- The problem: Each record must be reproduced exactly as it is shown.

Saved entries
^^^^^^^^^^^^^^^^

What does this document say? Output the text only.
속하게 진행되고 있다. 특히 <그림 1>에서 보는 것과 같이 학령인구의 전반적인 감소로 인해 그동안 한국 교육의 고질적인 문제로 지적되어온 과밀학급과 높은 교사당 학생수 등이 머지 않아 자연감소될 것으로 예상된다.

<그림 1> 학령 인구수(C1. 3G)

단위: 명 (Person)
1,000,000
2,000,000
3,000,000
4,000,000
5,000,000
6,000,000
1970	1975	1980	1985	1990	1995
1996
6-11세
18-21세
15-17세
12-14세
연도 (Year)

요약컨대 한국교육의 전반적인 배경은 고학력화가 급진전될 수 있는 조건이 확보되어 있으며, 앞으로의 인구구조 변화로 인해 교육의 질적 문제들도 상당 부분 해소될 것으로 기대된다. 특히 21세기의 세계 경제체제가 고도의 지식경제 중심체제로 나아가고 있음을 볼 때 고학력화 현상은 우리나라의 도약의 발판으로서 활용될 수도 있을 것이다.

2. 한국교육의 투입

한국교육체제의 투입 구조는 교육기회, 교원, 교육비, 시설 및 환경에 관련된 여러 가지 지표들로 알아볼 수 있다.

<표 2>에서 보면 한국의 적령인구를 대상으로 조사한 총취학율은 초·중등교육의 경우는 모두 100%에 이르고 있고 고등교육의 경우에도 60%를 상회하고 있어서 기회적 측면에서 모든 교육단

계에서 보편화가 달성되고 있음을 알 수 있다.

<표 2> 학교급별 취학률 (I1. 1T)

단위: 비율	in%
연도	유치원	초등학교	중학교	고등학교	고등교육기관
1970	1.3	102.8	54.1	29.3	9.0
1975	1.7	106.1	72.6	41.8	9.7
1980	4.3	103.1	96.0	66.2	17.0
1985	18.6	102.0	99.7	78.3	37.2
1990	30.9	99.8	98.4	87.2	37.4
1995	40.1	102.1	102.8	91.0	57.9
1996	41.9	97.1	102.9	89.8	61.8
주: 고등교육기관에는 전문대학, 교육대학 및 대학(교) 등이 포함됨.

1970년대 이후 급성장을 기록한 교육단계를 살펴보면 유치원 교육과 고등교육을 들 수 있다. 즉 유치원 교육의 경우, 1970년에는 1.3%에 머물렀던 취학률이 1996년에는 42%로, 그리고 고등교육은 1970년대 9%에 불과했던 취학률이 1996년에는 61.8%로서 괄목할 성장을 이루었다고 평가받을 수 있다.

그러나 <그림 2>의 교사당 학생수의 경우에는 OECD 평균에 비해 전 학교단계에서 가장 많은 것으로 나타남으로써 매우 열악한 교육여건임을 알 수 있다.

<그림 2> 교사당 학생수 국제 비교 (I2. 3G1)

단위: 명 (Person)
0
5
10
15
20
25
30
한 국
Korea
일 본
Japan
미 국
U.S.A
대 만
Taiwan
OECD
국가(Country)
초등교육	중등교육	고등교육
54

^^^^^^^^^^^^^^^^

- Output of the task:
What does this document say? Output the text only.
속하게 진행되고 있다. 특히 <그림 1>에서 보는 것과 같이 학령인구의 전반적인 감소로 인해 그동안 한국 교육의 고질적인 문제로 지적되어온 과밀학급과 높은 교사당 학생수 등이 머지 않아 자연감소될 것으로 예상된다.

<그림 1> 학령 인구수(C1. 3G)

단위: 명 (Person)
1,000,000
2,000,000
3,000,000
4,000,000
5,000,000
6,000,000
1970	1975	1980	1985	1990	1995
1996
6-11세
18-21세
15-17세
12-14세
연도 (Year)

요약컨대 한국교육의 전반적인 배경은 고학력화가 급진전될 수 있는 조건이 확보되어 있으며, 앞으로의 인구구조 변화로 인해 교육의 질적 문제들도 상당 부분 해소될 것으로 기대된다. 특히 21세기의 세계 경제체제가 고도의 지식경제 중심체제로 나아가고 있음을 볼 때 고학력화 현상은 우리나라의 도약의 발판으로서 활용될 수도 있을 것이다.

2. 한국교육의 투입

한국교육체제의 투입 구조는 교육기회, 교원, 교육비, 시설 및 환경에 관련된 여러 가지 지표들로 알아볼 수 있다.

<표 2>에서 보면 한국의 적령인구를 대상으로 조사한 총취학율은 초·중등교육의 경우는 모두 100%에 이르고 있고 고등교육의 경우에도 60%를 상회하고 있어서 기회적 측면에서 모든 교육단

계에서 보편화가 달성되고 있음을 알 수 있다.

<표 2> 학교급별 취학률 (I1. 1T)

단위: 비율	in%
연도	유치원	초등학교	중학교	고등학교	고등교육기관
1970	1.3	102.8	54.1	29.3	9.0
1975	1.7	106.1	72.6	41.8	9.7
1980	4.3	103.1	96.0	66.2	17.0
1985	18.6	102.0	99.7	78.3	37.2
1990	30.9	99.8	98.4	87.2	37.4
1995	40.1	102.1	102.8	91.0	57.9
1996	41.9	97.1	102.9	89.8	61.8
주: 고등교육기관에는 전문대학, 교육대학 및 대학(교) 등이 포함됨.

1970년대 이후 급성장을 기록한 교육단계를 살펴보면 유치원 교육과 고등교육을 들 수 있다. 즉 유치원 교육의 경우, 1970년에는 1.3%에 머물렀던 취학률이 1996년에는 42%로, 그리고 고등교육은 1970년대 9%에 불과했던 취학률이 1996년에는 61.8%로서 괄목할 성장을 이루었다고 평가받을 수 있다.

그러나 <그림 2>의 교사당 학생수의 경우에는 OECD 평균에 비해 전 학교단계에서 가장 많은 것으로 나타남으로써 매우 열악한 교육여건임을 알 수 있다.

<그림 2> 교사당 학생수 국제 비교 (I2. 3G1)

단위: 명 (Person)
0
5
10
15
20
25
30
한 국
Korea
일 본
Japan
미 국
U.S.A
대 만
Taiwan
OECD
국가(Country)
초등교육	중등교육	고등교육
54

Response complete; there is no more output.